Task instructions =>
Copy out the lines that include the word "Eigenschaften".

Data listing =>

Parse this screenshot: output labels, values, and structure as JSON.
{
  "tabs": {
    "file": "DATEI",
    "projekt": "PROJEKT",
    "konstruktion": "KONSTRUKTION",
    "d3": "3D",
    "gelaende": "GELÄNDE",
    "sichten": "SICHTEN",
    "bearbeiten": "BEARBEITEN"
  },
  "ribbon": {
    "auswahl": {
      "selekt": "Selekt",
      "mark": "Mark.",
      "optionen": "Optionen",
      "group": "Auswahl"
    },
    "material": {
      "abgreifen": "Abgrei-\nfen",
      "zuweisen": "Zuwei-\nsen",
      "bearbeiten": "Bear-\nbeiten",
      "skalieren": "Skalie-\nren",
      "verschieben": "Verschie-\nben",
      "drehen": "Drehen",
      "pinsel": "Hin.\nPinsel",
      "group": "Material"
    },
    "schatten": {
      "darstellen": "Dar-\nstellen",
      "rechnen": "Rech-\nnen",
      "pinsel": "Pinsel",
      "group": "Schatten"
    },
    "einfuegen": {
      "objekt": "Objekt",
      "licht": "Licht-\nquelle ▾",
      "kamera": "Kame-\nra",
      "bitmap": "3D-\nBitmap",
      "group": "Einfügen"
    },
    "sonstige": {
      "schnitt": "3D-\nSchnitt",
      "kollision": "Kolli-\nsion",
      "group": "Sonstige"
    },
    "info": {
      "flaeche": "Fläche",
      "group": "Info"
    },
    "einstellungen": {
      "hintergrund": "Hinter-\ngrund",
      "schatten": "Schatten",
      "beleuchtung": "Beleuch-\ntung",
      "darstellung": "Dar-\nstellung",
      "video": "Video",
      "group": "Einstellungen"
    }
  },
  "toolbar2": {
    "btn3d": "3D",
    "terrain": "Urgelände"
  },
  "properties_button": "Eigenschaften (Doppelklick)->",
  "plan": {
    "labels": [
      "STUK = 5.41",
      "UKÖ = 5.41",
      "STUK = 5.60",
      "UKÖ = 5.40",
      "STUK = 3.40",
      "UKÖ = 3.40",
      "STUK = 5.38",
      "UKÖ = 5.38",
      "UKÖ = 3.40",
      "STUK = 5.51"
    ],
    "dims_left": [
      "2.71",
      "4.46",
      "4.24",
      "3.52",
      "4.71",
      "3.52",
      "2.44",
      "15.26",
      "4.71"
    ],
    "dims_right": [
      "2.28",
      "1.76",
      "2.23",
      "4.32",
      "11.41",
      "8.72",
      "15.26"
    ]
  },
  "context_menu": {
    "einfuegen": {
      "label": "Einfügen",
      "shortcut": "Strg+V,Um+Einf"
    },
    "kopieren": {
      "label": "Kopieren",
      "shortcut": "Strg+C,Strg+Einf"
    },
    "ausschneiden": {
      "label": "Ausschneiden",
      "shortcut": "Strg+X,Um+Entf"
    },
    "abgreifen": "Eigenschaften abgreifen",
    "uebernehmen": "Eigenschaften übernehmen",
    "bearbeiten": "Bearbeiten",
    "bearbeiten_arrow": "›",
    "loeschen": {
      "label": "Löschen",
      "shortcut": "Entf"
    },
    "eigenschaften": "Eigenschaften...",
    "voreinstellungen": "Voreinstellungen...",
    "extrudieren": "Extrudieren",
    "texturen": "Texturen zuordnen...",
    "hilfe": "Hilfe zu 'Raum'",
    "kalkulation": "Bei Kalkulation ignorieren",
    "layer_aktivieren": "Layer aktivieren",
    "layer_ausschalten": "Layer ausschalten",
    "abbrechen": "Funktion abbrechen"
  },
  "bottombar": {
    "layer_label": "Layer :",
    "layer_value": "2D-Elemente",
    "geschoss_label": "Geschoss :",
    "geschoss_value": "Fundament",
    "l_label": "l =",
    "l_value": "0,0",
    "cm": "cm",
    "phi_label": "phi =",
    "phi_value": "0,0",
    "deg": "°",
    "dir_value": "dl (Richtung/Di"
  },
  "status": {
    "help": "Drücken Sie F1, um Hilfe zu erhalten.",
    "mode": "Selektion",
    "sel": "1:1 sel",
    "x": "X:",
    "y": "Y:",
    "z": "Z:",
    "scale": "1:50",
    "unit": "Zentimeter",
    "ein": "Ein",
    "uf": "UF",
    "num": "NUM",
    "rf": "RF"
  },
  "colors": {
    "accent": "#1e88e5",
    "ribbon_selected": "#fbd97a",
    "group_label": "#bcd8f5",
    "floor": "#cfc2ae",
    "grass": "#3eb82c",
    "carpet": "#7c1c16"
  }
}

The response =>
  "properties_button": "Eigenschaften (Doppelklick)->",
    "abgreifen": "Eigenschaften abgreifen",
    "uebernehmen": "Eigenschaften übernehmen",
    "eigenschaften": "Eigenschaften...",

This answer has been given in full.